Exercise: Count the lines below that contain the word "title" and give only that number.

Records from a data source:
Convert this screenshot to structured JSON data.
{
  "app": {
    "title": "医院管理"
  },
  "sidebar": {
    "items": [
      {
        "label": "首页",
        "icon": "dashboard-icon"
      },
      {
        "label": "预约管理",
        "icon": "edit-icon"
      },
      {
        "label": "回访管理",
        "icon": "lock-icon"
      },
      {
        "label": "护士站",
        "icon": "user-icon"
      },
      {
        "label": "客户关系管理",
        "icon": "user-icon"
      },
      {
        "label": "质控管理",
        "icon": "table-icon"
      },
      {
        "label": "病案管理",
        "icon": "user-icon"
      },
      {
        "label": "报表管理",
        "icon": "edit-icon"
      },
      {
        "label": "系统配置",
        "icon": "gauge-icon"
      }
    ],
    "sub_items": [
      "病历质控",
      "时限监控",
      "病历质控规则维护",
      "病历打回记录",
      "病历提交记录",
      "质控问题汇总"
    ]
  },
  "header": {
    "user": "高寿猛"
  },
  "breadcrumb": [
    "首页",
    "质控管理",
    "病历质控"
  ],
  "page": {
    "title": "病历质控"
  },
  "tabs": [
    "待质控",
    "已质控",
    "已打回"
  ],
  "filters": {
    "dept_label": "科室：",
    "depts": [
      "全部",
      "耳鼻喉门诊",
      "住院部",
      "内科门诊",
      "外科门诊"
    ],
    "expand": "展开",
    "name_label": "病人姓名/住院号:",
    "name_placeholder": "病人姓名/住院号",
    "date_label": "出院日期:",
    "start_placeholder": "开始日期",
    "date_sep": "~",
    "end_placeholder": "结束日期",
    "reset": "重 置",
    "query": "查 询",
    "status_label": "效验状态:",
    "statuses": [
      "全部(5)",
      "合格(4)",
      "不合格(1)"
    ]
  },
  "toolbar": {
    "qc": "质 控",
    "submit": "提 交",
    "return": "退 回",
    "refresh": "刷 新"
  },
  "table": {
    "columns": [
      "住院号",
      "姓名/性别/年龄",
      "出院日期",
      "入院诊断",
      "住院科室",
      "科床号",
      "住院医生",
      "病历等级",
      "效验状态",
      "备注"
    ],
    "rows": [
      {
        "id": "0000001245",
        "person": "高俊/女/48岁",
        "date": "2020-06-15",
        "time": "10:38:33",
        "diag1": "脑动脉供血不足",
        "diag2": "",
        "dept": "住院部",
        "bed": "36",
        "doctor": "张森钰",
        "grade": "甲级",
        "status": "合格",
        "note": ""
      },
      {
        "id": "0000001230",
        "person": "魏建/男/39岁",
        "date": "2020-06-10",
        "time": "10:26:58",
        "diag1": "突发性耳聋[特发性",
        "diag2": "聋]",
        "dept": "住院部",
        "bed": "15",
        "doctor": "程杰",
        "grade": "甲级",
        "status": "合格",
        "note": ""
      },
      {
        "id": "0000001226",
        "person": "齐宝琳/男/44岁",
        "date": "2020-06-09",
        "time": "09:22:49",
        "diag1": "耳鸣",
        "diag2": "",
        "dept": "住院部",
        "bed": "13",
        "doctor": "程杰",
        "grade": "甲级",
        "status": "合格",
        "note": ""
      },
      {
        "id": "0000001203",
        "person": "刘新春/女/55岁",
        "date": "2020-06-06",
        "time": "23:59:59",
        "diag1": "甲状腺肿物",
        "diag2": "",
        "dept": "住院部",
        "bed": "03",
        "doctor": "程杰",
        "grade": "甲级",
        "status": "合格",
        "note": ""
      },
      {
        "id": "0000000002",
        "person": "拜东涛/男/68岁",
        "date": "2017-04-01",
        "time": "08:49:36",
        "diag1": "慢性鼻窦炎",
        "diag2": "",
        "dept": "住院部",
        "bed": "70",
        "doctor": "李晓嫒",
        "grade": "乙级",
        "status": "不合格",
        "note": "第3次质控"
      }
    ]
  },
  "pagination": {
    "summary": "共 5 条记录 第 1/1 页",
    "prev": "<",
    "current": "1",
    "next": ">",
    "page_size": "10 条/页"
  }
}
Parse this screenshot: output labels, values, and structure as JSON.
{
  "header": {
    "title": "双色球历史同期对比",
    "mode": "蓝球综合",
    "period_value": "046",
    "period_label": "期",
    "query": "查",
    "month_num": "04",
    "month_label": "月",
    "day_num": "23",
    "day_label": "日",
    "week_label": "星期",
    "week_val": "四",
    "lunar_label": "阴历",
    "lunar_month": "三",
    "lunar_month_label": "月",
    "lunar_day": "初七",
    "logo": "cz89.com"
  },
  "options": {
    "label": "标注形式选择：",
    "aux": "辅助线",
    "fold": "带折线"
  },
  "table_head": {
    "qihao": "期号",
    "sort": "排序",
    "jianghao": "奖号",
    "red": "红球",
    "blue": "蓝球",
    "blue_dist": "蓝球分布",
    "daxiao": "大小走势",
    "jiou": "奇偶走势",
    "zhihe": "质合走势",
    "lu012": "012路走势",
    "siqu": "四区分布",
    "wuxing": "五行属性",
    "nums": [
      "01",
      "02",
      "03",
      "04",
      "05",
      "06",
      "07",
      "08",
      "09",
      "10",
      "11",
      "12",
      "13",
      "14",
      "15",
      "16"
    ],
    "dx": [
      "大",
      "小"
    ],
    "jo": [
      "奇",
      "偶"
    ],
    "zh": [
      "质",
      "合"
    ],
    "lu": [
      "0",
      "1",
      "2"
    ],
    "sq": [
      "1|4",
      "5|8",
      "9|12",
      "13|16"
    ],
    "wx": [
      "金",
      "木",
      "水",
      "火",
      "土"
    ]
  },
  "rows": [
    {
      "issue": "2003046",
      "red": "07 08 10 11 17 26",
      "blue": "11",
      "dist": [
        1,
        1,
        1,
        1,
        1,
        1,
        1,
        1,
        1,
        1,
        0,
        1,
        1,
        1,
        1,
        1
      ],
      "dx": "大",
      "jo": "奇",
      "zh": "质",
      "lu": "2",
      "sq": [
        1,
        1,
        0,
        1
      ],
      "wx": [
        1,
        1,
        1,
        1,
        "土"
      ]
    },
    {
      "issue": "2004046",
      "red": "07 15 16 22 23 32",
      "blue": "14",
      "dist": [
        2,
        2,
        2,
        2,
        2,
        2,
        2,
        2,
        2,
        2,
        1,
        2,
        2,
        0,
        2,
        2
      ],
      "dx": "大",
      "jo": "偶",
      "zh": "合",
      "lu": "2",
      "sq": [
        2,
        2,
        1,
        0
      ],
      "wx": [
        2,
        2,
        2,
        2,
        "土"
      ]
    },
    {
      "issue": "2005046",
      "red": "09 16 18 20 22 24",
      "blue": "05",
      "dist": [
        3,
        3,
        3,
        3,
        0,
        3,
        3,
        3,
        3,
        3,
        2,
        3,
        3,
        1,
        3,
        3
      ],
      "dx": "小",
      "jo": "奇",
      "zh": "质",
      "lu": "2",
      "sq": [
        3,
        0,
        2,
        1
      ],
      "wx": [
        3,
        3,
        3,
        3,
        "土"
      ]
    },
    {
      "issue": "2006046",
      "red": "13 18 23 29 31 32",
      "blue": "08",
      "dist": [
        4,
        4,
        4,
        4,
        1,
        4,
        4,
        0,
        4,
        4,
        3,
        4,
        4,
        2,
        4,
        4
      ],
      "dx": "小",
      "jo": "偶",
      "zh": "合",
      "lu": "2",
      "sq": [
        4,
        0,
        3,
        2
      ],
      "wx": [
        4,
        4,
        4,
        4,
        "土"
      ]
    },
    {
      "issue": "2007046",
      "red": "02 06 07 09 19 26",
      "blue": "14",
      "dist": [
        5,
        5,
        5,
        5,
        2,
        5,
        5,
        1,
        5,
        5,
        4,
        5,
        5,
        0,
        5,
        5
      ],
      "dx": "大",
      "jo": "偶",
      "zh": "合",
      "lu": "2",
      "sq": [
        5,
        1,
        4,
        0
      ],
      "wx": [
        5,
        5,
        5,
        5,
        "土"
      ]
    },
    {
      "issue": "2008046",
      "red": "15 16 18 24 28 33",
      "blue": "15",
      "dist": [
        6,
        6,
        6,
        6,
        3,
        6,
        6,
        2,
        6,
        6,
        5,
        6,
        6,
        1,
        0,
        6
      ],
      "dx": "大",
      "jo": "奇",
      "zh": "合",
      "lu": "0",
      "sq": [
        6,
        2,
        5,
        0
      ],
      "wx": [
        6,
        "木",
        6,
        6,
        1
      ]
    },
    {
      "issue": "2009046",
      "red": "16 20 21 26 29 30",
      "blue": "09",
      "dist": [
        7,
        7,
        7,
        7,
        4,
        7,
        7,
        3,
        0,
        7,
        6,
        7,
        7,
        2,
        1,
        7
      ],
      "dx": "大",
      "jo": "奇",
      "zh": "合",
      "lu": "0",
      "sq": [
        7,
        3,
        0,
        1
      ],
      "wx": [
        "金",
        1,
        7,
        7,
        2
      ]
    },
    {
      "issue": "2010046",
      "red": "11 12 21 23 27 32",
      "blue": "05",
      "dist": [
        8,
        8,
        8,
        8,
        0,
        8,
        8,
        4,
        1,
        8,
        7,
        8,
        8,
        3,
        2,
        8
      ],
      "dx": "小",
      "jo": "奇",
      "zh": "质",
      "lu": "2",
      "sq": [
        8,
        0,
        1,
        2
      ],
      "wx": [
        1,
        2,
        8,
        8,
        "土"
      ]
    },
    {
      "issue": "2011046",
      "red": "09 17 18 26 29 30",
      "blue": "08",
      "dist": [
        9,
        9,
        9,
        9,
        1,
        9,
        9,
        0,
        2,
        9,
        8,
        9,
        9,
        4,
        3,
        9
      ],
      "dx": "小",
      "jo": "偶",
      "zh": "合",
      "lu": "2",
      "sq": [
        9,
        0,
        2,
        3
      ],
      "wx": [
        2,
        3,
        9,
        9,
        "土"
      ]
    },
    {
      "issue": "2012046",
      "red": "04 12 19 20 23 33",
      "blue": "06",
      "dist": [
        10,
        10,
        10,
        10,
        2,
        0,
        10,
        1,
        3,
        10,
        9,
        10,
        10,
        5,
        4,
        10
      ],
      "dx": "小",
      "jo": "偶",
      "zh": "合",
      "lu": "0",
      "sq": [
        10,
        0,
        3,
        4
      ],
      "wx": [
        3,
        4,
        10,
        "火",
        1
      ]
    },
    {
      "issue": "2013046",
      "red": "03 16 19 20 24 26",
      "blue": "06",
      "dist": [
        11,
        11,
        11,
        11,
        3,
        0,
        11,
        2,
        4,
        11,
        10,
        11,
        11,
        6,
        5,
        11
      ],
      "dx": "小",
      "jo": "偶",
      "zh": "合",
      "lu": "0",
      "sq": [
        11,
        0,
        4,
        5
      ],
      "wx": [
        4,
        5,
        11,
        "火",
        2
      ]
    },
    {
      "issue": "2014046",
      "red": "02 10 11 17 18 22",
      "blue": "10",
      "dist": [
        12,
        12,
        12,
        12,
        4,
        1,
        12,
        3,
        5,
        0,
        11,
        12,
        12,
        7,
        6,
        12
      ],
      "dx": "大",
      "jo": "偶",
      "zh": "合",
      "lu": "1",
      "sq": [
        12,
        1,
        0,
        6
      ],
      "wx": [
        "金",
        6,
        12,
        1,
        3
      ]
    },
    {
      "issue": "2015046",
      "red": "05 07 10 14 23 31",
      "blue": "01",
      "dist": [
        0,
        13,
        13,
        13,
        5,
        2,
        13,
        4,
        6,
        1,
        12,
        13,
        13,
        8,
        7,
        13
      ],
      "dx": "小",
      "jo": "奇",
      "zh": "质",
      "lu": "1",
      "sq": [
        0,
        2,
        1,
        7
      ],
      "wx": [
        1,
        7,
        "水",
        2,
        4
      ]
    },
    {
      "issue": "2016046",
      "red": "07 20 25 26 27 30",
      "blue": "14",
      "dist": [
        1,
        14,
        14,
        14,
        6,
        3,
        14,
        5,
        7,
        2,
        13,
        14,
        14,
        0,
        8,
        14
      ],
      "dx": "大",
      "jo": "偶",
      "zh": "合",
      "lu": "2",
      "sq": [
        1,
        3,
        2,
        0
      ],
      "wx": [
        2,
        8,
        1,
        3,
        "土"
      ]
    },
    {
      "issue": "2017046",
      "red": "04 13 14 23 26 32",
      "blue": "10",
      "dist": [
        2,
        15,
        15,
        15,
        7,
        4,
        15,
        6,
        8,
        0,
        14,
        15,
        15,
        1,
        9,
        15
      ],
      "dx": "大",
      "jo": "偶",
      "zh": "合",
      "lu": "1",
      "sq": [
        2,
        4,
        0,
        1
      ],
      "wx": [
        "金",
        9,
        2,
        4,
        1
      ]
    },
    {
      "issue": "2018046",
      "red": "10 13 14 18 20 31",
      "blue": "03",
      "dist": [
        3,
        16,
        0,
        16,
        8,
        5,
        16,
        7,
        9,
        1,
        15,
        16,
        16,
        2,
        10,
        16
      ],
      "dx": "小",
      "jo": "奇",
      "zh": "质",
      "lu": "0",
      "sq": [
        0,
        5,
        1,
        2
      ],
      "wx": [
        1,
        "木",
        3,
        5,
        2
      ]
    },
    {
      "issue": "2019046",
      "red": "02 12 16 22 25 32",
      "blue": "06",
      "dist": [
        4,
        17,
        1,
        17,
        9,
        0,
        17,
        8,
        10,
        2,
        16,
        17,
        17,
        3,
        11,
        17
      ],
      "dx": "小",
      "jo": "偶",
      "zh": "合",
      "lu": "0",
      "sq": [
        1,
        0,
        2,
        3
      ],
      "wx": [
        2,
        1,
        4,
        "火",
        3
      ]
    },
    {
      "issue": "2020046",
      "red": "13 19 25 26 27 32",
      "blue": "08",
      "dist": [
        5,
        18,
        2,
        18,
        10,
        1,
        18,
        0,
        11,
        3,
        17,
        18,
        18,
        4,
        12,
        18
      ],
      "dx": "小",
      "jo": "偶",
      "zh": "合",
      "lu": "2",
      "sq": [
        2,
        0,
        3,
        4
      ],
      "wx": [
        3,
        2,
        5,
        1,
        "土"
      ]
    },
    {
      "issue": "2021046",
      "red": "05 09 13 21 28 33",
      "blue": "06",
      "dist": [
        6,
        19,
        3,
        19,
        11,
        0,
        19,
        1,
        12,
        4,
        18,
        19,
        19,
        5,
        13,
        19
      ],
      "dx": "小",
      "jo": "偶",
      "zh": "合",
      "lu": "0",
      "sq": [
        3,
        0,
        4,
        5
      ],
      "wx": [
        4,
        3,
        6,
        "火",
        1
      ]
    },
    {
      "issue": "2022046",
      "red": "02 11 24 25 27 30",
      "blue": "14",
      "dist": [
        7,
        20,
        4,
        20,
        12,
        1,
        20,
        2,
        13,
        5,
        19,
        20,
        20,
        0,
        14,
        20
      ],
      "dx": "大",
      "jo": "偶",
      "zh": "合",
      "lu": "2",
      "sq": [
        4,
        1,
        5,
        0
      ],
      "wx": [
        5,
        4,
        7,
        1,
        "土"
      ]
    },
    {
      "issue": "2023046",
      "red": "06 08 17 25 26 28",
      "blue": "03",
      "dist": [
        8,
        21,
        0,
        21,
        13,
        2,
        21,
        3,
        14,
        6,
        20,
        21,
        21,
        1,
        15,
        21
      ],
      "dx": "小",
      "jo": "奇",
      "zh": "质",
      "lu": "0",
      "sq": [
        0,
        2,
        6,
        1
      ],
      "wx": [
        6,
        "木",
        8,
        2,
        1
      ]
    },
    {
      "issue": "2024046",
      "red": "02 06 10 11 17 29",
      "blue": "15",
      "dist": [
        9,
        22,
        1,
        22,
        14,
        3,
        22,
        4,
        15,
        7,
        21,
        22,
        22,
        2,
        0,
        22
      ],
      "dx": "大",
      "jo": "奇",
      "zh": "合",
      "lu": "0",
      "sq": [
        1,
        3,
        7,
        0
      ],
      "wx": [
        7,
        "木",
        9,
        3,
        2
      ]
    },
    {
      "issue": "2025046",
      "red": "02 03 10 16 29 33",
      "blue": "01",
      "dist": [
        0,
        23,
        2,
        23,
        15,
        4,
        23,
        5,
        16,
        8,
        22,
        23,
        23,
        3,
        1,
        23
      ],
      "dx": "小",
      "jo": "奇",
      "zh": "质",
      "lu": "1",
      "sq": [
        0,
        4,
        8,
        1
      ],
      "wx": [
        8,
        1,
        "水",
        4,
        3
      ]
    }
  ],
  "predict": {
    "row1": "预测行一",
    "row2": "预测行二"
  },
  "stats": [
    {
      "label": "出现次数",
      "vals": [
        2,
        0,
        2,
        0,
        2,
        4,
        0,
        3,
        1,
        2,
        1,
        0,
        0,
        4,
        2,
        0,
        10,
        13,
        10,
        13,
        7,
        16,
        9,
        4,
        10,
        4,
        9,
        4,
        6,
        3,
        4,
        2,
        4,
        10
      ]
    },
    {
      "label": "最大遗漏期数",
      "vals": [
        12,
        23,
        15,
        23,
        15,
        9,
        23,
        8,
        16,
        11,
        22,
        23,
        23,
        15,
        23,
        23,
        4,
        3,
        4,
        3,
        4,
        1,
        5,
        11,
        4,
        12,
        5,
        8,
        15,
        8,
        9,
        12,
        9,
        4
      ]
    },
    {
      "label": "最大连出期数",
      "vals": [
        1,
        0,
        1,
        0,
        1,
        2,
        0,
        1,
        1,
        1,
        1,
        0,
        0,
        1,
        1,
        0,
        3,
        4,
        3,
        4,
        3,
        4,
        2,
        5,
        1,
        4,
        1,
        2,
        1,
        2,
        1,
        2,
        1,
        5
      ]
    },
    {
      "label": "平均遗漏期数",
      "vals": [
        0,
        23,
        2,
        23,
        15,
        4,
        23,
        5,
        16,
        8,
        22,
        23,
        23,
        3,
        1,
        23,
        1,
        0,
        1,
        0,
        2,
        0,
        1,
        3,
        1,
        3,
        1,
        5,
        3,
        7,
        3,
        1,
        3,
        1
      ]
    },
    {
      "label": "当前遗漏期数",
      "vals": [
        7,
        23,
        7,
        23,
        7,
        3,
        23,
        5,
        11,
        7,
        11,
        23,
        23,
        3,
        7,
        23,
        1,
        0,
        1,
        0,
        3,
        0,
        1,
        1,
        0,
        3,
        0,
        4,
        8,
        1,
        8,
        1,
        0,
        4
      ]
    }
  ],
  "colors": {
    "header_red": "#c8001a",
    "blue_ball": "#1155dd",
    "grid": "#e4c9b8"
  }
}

Exercise output: 3